### [LISTA DE ACTIVIDADES]
A: En el texto sobre ética y economía, sustituye "solidaridad" por "fraternidad" y reescribe el fragmento que arranca con las palabras "Precisamente el tema" y termina después de "y/o la solidaridad.".
B: Traduce al inglés esta oración del texto sobre ética y economía: "Es por ello que en el desecho de alimentos - hecho íntimamente unido con el tema del hambre - lleva en lo profundo una pérdida de valores humanos como lo son el compartir y/o la solidaridad."
C: Según el texto sobre ética y economía, ¿qué valores humanos se pierden con el desecho de alimentos?

### [TEXTO]
>>>>
Precisamente el tema de igualdad de todos los seres humanos es uno de los puntos de partida de esta reflexión, en efecto, lo que aquí se resalta es que hay una disociación entre ética y economía, donde la exclusión de aquellas cosas y/o personas que no son productivas o generan algún tipo de ganancia son puestas a un lado y algunas veces eliminadas, por lo tanto, al final es una visión egoísta de la vida donde el centro lo constituye solo y absolutamente los propios intereses sin tener en cuenta a ningún otro tipo de valor. Es por ello que en el desecho de alimentos - hecho íntimamente unido con el tema del hambre - lleva en lo profundo una pérdida de valores humanos como lo son el compartir y/o la solidaridad.
<<<<
### [FILAS EXTRAÍDAS]
>>>>
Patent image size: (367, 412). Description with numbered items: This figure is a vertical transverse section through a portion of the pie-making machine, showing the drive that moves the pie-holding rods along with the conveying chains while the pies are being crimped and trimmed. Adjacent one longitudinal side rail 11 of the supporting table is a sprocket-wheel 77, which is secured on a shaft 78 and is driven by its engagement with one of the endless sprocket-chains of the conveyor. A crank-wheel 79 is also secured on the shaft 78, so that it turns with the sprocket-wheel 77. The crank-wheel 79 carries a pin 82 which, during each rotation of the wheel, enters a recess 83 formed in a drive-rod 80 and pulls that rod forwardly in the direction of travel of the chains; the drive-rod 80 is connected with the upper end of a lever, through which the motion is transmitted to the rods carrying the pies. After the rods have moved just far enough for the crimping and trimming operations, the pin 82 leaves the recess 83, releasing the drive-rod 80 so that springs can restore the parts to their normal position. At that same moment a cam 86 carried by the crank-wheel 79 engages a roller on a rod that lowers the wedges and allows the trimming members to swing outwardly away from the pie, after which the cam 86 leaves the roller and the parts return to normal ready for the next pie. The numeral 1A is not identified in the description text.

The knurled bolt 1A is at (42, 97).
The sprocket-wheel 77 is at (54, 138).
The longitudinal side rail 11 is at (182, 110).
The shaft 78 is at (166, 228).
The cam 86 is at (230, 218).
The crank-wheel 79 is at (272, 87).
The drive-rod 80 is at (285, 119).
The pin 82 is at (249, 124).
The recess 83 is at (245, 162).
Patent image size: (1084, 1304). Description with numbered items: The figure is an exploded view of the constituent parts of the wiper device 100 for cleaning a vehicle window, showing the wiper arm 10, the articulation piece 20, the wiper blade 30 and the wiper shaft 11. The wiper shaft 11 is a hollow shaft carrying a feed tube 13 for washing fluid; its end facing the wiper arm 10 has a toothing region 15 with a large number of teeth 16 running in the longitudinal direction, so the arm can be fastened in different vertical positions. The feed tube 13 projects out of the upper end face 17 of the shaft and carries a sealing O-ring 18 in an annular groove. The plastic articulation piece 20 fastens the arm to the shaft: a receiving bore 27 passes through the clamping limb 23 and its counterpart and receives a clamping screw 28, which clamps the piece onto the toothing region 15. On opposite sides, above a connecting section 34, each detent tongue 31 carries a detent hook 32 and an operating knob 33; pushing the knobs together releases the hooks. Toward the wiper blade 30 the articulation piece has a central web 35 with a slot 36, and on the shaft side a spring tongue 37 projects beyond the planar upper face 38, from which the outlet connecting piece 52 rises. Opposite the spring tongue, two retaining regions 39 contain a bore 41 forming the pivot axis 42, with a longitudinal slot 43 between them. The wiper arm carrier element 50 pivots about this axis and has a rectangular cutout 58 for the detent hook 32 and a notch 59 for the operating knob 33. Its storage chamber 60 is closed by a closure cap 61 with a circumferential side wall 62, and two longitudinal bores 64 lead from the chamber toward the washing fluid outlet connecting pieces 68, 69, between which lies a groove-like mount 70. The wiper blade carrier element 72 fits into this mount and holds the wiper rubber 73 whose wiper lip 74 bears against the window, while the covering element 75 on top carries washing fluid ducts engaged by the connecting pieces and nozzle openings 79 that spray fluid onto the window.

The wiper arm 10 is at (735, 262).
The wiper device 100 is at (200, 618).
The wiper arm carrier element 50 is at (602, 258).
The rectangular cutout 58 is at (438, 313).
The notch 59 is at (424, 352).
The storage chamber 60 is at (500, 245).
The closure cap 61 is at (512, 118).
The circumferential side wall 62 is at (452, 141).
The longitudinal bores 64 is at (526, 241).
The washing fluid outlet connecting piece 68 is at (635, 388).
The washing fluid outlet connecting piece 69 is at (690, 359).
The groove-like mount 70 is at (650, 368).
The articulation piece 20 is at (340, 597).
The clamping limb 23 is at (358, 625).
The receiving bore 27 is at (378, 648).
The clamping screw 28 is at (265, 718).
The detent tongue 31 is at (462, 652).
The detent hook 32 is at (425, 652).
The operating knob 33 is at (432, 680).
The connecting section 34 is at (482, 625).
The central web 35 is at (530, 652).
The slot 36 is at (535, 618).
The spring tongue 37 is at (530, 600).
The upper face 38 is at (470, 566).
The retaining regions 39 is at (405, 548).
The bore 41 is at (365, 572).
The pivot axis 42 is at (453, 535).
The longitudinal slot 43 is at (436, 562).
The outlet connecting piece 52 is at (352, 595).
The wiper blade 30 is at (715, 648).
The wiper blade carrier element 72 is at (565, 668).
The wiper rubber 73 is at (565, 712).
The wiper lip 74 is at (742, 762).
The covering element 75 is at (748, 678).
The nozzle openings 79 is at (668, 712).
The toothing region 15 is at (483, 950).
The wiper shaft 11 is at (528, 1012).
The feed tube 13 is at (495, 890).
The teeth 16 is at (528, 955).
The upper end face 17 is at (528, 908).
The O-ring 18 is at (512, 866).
<<<<
### [RESULTADOS]
A:
Precisamente el tema de igualdad de todos los seres humanos es uno de los puntos de partida de esta reflexión, en efecto, lo que aquí se resalta es que hay una disociación entre ética y economía, donde la exclusión de aquellas cosas y/o personas que no son productivas o generan algún tipo de ganancia son puestas a un lado y algunas veces eliminadas, por lo tanto, al final es una visión egoísta de la vida donde el centro lo constituye solo y absolutamente los propios intereses sin tener en cuenta a ningún otro tipo de valor. Es por ello que en el desecho de alimentos - hecho íntimamente unido con el tema del hambre - lleva en lo profundo una pérdida de valores humanos como lo son el compartir y/o la fraternidad.

B: That is why food waste, a fact closely tied to the issue of hunger, carries deep within it a loss of human values such as sharing and/or solidarity.

C: El compartir y/o la solidaridad.